▸ **Kutipan Teks**
****
2.       Sebab turun ayat ini, sebagaimana diterangkan al-Thabari dan lainnya, bahwa saat Abu Sufyan dan teman-temannya memenangkan Perang Uhud dan kembali ke Mekkah tanpa menghabisi orang-orang beriman. Sesampainya mereka di daerah “Rauha`”, mereka menyesal mengapa membiarkan Rasulullah dan para sahabat begitu saja, tanpa menawan mereka atau menghabiskan mereka sampai pada akar-akarnya. Setelah itu, orang-orang kafir ingin kembali ke medan perang untuk melaksanakan niat tersebut. Kabar bahwa orang kafir ingin menghabisi orang beriman sampai kepada Rasulullah. Maka Rasulullah bersama para sahabat berangkat untuk memberikan rasa takut dan menunjukkan kepada lawan bahwa mukminin itu kuat. Ketika itu Rasulullah berkata, “Aku ingin menghadapi orang-orang kafir. Tidak ada yang boleh ikut aku kecuali orang-orang yang ikut perang bersama Rasulullah waktu itu (perang Uhud)”. Akhirnya Rasul dan para sahabat menuju ke sebuah tempat yang bernama Hamra`ul asad. Tempat itu terletak di 3 mil dari Madinah. Di tempat itu, orang-orang kafir malah ketakutan dan mengurungkan diri dari peperangan, lalu mereka pulang. (Tafsir al-Thabari: 7/399).
****
▸ **Informasi Terekstraksi**
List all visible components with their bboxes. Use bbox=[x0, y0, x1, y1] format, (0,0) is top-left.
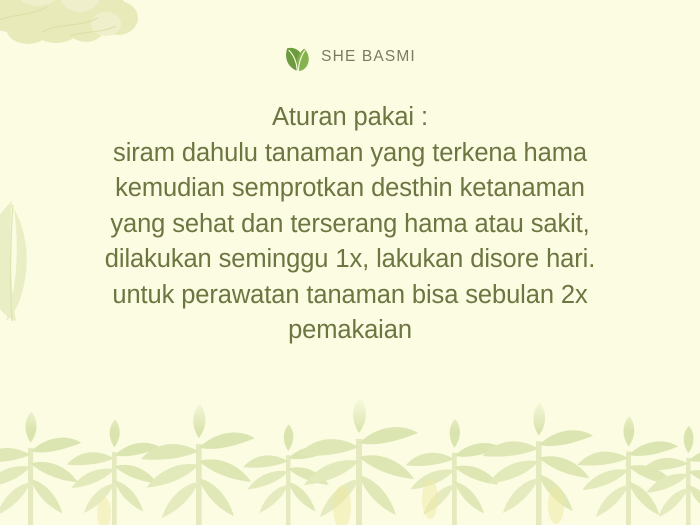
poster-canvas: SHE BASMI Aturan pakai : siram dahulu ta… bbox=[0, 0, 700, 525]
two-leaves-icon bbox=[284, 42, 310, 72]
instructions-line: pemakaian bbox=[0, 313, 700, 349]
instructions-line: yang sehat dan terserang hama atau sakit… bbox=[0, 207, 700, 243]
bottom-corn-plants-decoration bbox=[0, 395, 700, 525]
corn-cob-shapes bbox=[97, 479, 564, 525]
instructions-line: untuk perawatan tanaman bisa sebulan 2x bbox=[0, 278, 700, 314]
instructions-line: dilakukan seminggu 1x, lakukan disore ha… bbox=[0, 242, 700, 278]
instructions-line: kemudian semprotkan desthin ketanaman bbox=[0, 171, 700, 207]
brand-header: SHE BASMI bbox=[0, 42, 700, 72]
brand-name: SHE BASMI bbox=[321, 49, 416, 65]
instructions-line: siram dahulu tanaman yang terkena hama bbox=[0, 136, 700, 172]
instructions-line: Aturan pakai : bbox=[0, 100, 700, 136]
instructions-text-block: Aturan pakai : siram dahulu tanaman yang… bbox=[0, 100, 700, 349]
****
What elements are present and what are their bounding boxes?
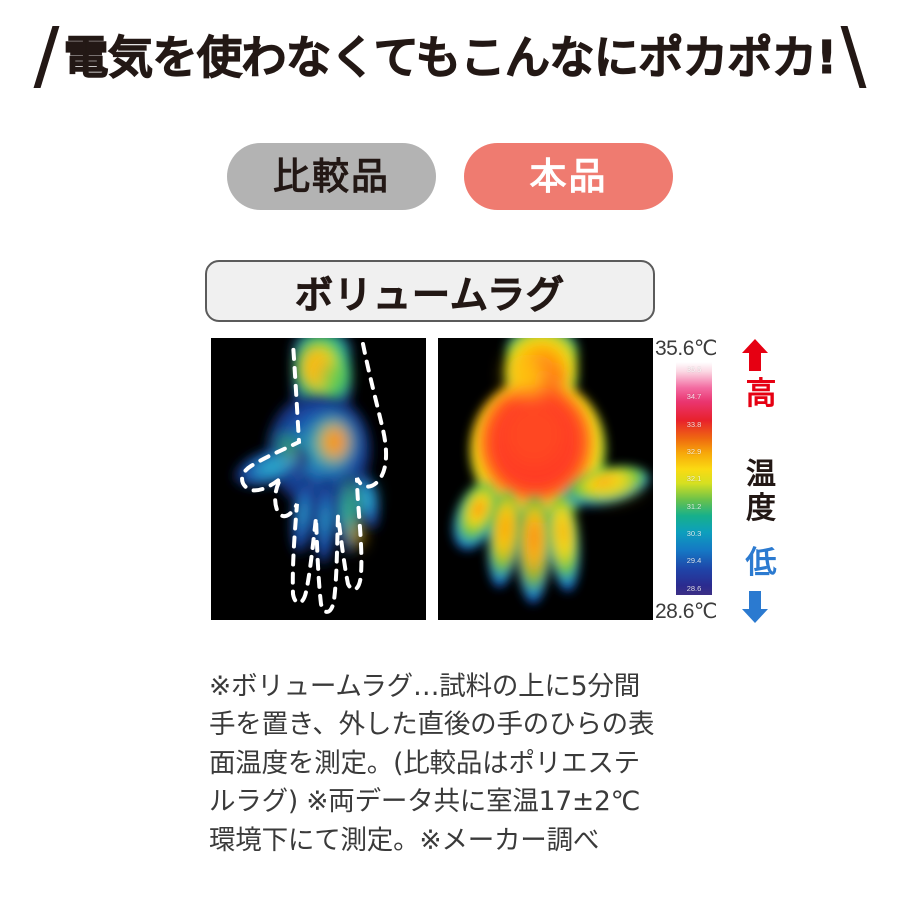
****
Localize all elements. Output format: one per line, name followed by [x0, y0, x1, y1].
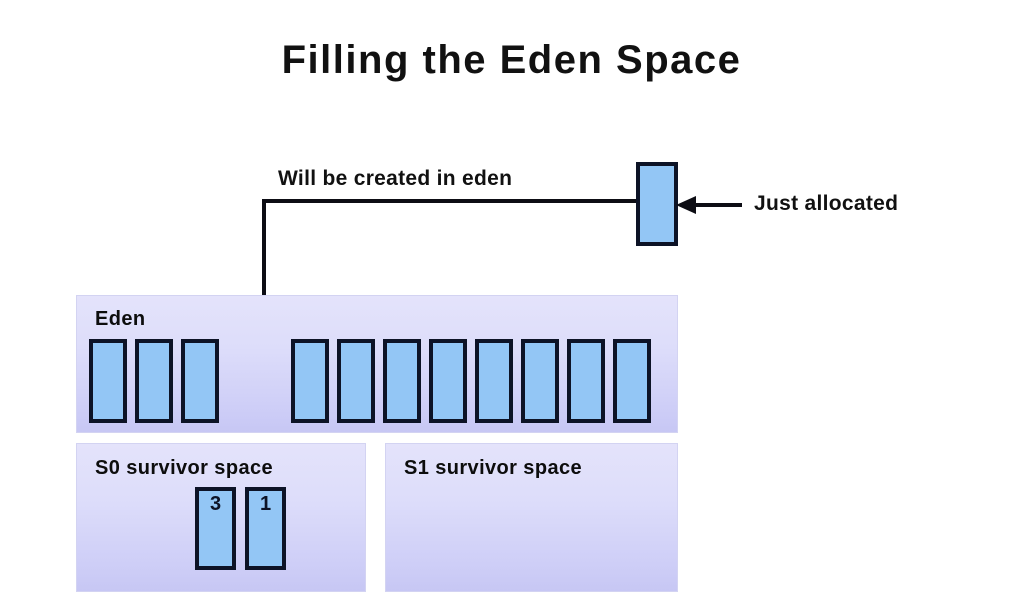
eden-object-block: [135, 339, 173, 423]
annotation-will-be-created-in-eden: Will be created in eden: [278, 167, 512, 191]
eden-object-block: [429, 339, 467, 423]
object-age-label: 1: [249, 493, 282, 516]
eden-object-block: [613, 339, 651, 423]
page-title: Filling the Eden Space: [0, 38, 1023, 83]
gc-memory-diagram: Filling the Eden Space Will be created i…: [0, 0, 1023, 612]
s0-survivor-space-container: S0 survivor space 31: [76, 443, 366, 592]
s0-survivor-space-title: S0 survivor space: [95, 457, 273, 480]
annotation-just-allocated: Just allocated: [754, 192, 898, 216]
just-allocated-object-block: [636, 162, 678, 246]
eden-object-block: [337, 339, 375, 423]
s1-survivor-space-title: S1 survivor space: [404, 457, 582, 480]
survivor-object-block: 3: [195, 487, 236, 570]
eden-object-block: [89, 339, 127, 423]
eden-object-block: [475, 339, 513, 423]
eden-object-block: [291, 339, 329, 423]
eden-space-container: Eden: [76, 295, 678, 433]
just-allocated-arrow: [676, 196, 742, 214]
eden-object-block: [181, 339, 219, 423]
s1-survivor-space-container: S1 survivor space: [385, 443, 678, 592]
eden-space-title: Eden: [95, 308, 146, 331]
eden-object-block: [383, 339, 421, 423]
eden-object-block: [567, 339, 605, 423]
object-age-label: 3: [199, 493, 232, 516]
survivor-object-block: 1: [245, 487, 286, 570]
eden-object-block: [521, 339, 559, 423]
****
▸ **Tujuan Latihan**
Terjemahkan ke dalam bahasa Inggris kalimat "Tempat itu terletak di 3 mil dari Madinah." dari teks tentang sebab turunnya ayat.

▸ **Hasil Latihan**
The place is located 3 miles from Medina.